# The problem
Copy out all the lines in the records that include the word "kaffir".

[Source records]
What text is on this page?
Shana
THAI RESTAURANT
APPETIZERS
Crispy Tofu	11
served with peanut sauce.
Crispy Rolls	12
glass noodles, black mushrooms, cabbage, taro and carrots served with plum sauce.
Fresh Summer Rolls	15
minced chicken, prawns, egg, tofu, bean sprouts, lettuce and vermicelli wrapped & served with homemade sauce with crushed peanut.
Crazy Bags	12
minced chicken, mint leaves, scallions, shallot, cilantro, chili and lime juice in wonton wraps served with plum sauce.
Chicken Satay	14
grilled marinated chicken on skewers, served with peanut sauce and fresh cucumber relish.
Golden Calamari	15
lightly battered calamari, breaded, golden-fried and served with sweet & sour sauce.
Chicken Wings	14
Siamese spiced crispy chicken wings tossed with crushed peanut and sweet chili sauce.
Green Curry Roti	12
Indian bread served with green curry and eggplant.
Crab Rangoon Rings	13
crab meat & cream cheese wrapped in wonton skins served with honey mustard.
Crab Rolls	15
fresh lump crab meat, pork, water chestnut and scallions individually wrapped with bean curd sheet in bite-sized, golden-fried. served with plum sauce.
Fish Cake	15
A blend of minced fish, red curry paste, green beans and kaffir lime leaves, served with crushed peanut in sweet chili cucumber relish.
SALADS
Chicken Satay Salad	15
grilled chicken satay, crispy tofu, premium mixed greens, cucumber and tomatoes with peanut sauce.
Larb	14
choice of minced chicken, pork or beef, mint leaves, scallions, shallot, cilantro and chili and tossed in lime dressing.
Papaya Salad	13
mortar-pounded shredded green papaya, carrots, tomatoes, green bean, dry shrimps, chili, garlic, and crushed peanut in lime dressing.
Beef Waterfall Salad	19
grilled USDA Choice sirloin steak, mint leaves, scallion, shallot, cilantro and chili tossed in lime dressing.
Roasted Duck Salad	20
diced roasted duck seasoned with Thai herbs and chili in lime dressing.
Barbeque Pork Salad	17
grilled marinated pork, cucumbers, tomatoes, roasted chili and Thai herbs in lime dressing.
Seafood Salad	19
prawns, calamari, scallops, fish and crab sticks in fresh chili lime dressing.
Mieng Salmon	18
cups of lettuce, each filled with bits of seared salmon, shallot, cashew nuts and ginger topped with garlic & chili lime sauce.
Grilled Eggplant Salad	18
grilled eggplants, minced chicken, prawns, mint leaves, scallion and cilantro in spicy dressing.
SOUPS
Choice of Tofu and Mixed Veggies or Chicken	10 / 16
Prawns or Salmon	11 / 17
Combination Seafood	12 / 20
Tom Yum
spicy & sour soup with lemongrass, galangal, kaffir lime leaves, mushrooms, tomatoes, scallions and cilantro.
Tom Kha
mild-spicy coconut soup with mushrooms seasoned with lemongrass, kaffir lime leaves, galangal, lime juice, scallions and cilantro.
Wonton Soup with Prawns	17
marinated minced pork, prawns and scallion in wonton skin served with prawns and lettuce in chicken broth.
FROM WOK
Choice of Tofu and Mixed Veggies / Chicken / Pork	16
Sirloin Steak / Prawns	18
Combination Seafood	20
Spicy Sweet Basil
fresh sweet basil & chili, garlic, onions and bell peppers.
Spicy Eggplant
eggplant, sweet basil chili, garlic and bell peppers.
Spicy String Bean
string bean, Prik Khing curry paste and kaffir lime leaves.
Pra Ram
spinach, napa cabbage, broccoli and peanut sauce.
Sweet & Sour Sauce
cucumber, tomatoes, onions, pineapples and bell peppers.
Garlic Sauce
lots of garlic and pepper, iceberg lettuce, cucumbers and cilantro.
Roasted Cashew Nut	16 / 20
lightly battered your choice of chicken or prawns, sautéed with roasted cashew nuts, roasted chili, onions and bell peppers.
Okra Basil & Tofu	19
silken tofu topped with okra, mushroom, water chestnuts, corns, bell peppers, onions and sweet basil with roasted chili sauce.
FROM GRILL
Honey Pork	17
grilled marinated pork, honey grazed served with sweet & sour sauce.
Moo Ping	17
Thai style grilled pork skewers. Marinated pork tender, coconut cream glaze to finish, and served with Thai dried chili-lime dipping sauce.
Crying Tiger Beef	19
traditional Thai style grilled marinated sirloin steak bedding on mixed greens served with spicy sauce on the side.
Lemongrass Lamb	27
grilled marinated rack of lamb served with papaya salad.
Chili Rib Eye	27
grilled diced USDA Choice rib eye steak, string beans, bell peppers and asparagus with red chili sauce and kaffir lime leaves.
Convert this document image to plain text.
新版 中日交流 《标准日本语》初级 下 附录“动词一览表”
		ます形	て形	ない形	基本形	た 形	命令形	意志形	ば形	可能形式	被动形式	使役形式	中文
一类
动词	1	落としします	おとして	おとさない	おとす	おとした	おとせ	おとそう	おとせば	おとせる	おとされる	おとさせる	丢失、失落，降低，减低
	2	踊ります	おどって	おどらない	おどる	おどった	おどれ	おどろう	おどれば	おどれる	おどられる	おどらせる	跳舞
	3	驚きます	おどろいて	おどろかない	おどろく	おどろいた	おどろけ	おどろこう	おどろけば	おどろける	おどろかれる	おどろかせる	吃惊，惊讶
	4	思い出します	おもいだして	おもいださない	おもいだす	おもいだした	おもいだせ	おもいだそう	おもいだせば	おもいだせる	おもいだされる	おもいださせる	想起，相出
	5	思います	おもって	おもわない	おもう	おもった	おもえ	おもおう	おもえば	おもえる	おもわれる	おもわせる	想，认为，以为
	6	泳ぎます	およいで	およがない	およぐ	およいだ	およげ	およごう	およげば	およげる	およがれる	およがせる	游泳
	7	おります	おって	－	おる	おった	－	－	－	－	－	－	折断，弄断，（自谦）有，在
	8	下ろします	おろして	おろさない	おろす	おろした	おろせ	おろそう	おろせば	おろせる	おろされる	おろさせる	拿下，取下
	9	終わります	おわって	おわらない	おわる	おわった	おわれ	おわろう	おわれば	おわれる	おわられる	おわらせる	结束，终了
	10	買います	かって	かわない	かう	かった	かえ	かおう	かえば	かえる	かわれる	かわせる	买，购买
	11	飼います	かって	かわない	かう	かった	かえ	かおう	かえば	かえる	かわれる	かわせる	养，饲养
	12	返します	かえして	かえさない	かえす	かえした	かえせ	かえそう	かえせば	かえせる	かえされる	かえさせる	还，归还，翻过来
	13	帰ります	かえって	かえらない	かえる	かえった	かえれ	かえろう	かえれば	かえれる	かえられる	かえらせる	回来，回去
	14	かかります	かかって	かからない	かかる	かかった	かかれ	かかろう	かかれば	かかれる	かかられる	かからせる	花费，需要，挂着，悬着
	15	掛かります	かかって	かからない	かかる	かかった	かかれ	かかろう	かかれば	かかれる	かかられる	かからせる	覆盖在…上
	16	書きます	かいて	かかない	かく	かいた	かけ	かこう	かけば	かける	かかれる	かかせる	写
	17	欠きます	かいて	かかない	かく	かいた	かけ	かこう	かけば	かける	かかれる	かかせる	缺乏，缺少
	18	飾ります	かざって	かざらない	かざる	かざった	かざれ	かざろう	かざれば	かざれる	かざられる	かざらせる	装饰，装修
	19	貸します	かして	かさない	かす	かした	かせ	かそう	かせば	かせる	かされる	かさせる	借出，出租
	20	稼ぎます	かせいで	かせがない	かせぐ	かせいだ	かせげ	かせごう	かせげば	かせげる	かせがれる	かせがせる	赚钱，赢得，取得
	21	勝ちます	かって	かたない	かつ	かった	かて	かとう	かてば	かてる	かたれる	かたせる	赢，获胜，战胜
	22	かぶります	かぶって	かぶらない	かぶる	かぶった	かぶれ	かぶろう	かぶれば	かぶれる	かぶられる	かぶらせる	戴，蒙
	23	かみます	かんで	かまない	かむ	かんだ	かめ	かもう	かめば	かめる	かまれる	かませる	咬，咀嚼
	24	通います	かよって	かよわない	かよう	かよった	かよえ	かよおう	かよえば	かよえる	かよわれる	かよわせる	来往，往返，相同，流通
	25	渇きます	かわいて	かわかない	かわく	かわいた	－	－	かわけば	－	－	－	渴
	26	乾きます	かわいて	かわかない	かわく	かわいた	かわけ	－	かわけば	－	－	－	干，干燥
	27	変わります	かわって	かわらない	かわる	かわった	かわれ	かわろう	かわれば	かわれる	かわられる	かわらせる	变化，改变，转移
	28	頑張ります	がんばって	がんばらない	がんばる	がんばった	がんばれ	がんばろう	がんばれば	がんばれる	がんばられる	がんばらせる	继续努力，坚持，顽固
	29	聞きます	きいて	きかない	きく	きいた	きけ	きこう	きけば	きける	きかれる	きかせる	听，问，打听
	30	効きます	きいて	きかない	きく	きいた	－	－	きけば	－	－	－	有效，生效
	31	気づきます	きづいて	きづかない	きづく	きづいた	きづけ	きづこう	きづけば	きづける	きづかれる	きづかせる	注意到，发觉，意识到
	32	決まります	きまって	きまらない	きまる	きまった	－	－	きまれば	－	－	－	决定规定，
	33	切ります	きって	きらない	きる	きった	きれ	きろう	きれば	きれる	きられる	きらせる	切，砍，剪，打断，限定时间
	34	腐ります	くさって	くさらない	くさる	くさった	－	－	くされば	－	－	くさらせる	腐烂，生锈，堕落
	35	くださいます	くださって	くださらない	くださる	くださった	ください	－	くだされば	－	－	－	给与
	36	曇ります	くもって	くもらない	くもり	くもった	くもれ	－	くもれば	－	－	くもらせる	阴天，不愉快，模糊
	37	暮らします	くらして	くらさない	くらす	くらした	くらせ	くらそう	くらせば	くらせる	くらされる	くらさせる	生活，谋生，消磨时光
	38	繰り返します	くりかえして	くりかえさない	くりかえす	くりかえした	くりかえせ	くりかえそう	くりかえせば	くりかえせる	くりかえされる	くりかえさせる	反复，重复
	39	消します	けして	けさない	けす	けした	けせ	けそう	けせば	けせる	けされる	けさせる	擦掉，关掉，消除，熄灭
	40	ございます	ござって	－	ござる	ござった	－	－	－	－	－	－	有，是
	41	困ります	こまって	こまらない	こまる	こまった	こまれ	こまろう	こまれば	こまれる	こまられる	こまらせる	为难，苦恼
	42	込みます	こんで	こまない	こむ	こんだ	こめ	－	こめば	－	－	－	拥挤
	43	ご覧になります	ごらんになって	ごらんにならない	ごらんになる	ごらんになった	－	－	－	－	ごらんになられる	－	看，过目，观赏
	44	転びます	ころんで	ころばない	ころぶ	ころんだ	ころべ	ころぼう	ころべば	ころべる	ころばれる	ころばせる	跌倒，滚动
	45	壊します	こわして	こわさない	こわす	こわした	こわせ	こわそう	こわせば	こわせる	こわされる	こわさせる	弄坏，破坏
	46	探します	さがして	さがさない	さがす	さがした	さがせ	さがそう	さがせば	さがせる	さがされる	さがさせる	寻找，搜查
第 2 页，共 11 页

# Result of this task
A blend of minced fish, red curry paste, green beans and kaffir lime leaves, served with crushed peanut in sweet chili cucumber relish.
spicy & sour soup with lemongrass, galangal, kaffir lime leaves, mushrooms, tomatoes, scallions and cilantro.
mild-spicy coconut soup with mushrooms seasoned with lemongrass, kaffir lime leaves, galangal, lime juice, scallions and cilantro.
string bean, Prik Khing curry paste and kaffir lime leaves.
grilled diced USDA Choice rib eye steak, string beans, bell peppers and asparagus with red chili sauce and kaffir lime leaves.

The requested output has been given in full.